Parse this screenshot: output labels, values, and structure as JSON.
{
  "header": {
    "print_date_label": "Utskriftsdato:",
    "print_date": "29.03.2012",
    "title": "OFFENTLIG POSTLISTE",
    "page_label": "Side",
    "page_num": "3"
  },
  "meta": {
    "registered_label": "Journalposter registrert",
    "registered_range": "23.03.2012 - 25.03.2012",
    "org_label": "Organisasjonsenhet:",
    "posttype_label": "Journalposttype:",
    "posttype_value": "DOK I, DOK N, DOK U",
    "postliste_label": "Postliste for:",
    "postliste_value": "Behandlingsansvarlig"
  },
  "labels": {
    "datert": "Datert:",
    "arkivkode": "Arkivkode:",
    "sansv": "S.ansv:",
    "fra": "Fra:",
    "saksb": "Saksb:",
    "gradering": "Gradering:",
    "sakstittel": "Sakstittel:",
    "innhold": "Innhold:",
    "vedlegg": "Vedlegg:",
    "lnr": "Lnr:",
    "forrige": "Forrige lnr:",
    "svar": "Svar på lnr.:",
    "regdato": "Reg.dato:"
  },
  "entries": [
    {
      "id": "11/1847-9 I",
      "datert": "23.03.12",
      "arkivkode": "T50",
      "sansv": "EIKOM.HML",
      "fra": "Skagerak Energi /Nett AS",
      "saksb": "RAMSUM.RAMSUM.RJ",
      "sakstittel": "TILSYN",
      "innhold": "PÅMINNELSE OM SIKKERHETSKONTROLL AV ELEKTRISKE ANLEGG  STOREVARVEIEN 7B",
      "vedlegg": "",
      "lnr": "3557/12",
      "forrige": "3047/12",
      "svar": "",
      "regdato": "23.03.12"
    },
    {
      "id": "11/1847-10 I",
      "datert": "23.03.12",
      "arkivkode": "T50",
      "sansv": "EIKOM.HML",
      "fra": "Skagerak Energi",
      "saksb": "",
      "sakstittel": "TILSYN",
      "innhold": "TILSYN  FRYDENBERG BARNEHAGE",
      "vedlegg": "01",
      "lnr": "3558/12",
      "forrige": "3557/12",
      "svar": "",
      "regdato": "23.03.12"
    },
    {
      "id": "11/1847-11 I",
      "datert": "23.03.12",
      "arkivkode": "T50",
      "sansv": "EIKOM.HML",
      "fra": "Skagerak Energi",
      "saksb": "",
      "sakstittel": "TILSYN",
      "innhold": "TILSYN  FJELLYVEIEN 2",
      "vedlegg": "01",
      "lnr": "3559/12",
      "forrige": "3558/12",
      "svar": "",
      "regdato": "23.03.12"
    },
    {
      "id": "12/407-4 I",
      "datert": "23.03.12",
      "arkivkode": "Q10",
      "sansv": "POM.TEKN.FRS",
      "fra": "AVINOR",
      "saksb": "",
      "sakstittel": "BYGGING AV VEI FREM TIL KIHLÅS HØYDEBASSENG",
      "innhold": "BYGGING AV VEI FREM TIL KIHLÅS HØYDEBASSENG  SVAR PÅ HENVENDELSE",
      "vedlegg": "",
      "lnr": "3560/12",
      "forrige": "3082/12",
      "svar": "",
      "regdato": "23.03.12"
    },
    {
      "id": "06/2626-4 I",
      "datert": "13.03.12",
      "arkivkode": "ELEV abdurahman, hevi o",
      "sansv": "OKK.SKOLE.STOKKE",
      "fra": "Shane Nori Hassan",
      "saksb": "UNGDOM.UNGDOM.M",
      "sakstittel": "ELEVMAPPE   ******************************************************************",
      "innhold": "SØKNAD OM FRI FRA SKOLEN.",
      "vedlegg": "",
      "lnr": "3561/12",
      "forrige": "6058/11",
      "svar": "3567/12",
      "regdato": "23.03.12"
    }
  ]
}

----

What the task asks:
Among the entries above, how many lines include the word "BYGGING"? Give the number with no comment.

Written answer:
2